**What you need to do**
Copy every line of the data in which the word "VAZQUEZ" occurs.

**The input**
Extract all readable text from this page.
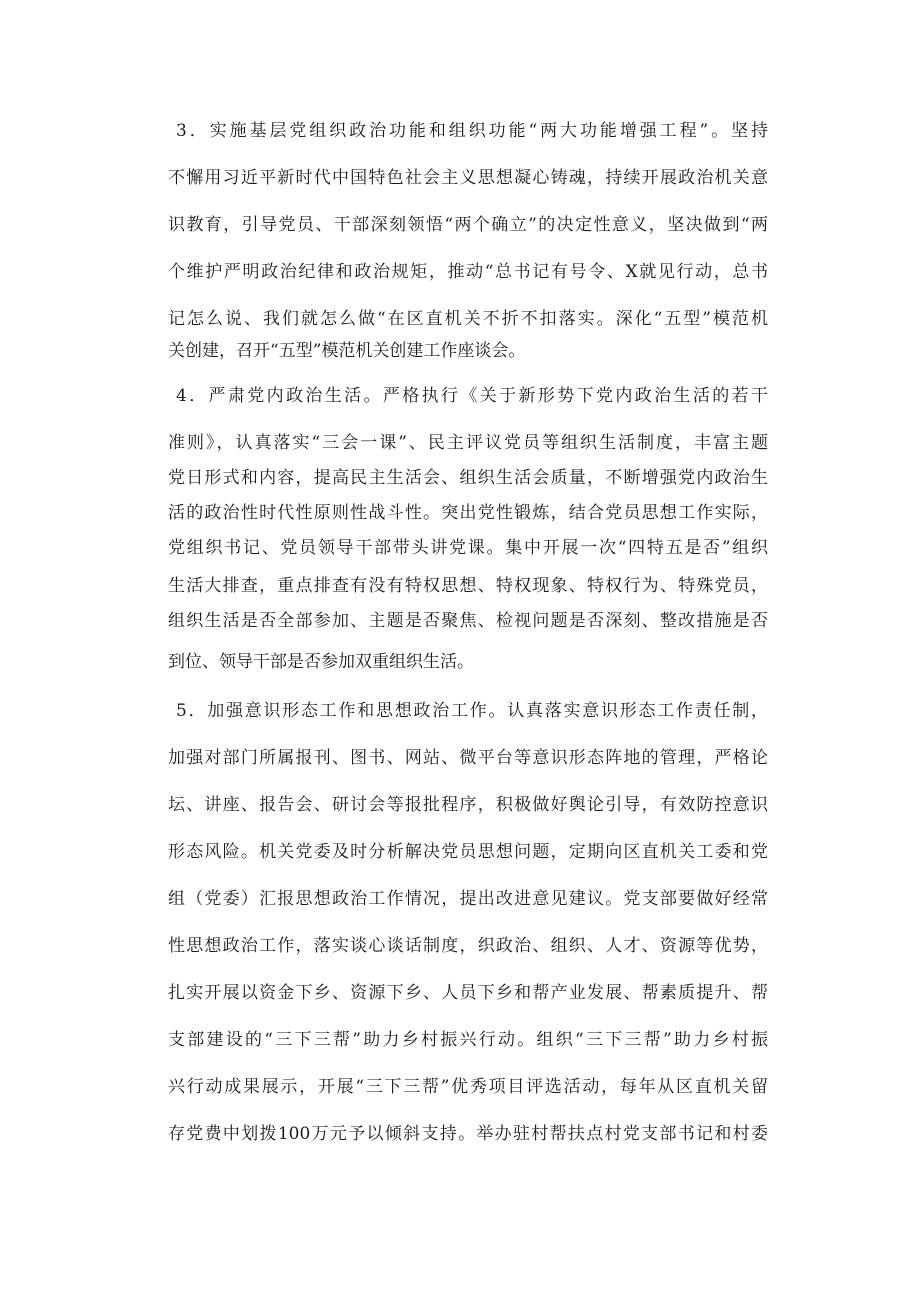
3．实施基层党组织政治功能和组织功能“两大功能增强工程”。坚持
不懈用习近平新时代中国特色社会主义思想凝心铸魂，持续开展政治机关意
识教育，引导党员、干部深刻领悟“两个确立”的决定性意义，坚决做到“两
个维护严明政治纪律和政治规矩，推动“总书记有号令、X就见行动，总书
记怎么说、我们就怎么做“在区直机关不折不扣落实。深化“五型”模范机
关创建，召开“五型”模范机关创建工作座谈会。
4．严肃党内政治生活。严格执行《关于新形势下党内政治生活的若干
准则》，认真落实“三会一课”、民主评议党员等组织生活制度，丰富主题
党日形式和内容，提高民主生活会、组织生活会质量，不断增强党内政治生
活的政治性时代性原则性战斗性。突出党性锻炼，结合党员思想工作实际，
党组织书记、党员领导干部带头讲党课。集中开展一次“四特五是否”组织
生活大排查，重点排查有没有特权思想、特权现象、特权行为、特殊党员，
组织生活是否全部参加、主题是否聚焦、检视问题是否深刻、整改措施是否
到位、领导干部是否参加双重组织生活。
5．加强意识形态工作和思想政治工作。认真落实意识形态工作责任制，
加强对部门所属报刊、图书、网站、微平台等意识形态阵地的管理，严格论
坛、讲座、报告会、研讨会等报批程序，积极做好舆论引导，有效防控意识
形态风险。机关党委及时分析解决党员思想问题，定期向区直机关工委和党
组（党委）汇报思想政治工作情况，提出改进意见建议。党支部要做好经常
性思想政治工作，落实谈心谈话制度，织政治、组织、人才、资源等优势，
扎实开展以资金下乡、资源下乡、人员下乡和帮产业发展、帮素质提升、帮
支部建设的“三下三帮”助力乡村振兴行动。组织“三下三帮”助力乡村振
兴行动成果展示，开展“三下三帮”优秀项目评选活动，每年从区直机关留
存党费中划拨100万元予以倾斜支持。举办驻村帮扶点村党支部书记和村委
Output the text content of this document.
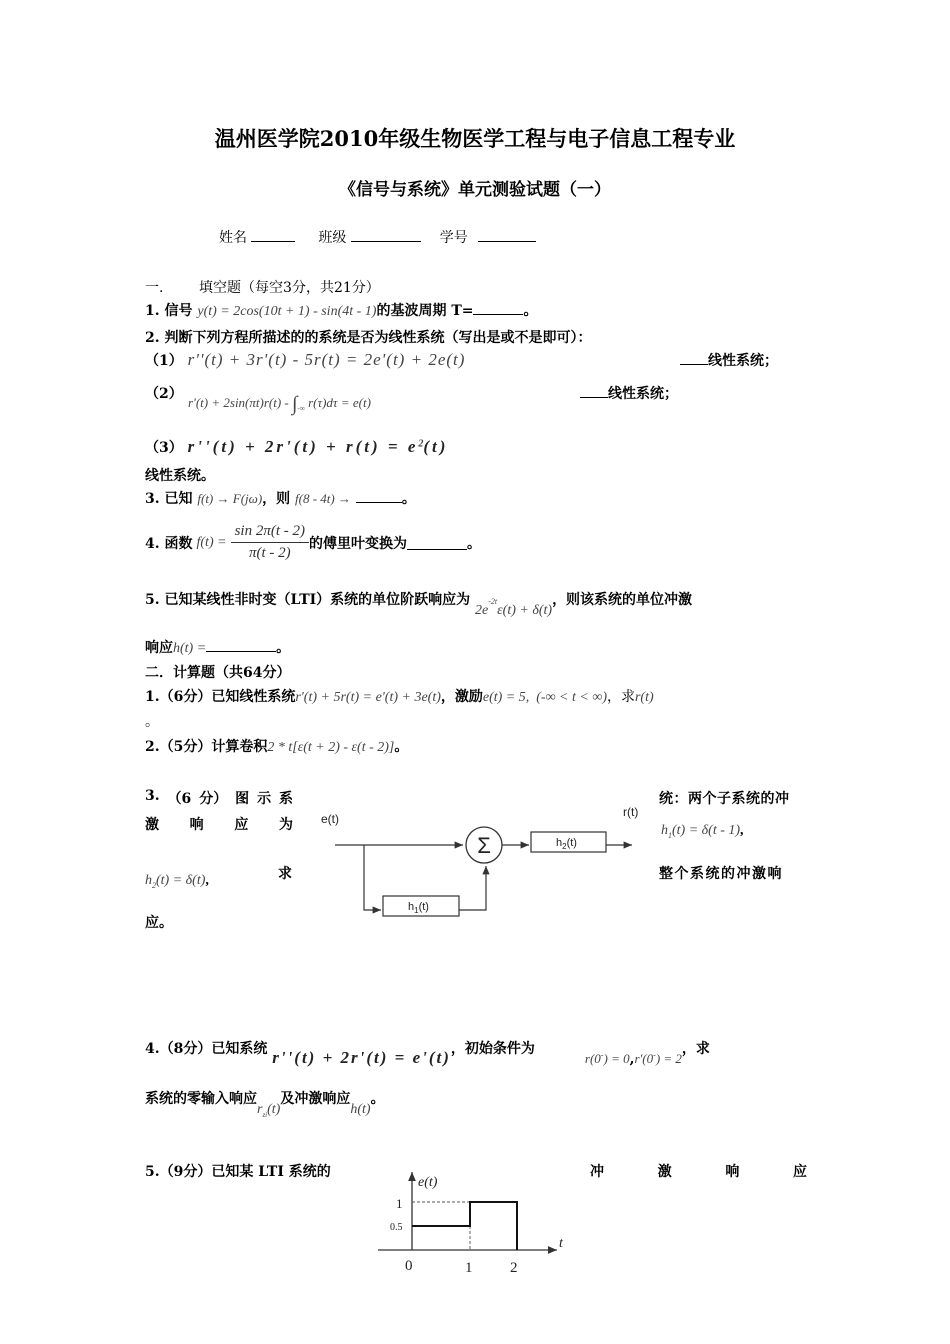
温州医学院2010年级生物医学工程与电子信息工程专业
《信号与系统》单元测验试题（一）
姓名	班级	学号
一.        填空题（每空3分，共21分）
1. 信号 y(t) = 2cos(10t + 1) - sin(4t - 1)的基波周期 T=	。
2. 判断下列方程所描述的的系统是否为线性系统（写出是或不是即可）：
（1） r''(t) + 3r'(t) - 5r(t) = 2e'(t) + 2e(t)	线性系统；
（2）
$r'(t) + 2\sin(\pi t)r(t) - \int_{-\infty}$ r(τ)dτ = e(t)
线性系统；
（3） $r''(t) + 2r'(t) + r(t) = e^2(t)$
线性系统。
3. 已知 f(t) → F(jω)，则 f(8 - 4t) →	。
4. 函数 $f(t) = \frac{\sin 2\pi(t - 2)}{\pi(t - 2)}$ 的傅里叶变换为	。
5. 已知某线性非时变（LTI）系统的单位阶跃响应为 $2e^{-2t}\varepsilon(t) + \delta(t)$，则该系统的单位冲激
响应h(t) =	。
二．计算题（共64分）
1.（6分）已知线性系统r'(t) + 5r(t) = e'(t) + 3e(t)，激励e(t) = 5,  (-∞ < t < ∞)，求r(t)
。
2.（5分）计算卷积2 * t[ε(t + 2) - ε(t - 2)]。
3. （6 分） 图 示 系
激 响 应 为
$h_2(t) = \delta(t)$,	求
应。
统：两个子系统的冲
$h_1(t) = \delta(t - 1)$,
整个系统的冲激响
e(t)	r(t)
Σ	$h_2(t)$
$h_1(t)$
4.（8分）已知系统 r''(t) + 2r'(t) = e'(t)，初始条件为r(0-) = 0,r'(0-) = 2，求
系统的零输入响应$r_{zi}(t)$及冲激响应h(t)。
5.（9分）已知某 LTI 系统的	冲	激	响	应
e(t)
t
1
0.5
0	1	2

---

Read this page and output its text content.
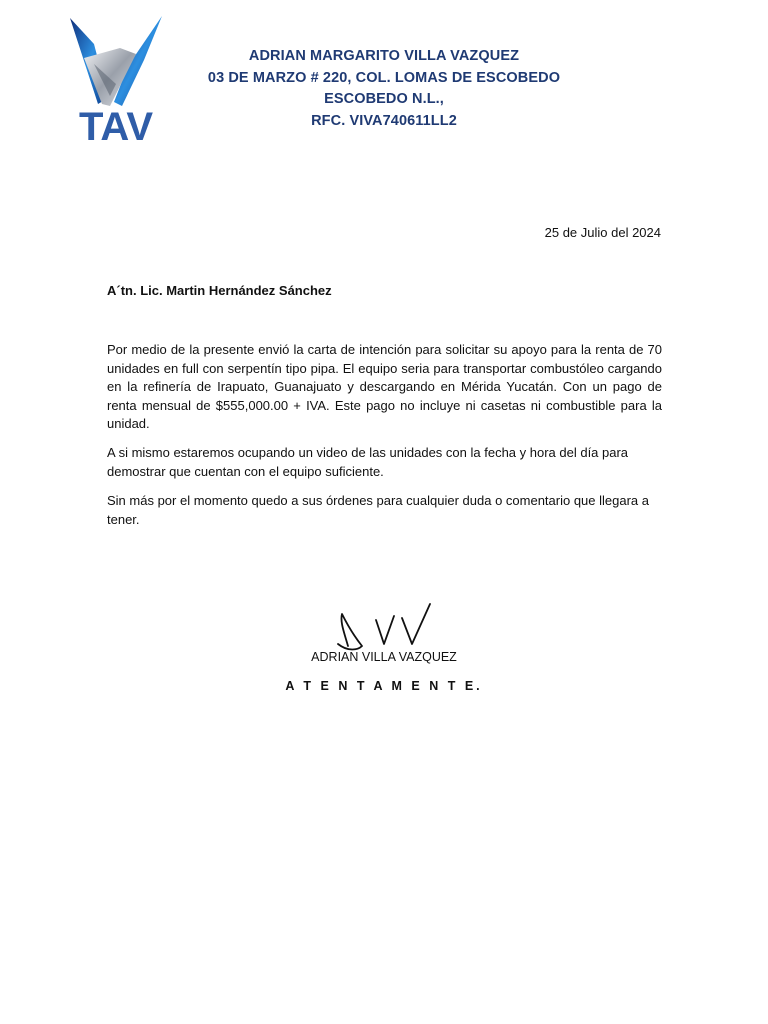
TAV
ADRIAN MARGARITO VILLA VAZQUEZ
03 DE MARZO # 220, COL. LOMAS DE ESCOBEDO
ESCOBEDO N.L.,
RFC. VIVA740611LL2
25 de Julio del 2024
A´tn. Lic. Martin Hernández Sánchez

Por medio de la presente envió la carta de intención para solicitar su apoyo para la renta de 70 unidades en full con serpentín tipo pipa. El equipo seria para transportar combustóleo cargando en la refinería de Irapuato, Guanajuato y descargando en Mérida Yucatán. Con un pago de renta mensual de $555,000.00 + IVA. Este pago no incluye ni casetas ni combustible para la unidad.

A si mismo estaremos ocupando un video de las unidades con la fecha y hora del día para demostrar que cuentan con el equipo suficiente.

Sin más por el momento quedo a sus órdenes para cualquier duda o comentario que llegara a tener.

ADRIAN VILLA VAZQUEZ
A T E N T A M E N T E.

**Written solution**
ADRIAN MARGARITO VILLA VAZQUEZ
ADRIAN VILLA VAZQUEZ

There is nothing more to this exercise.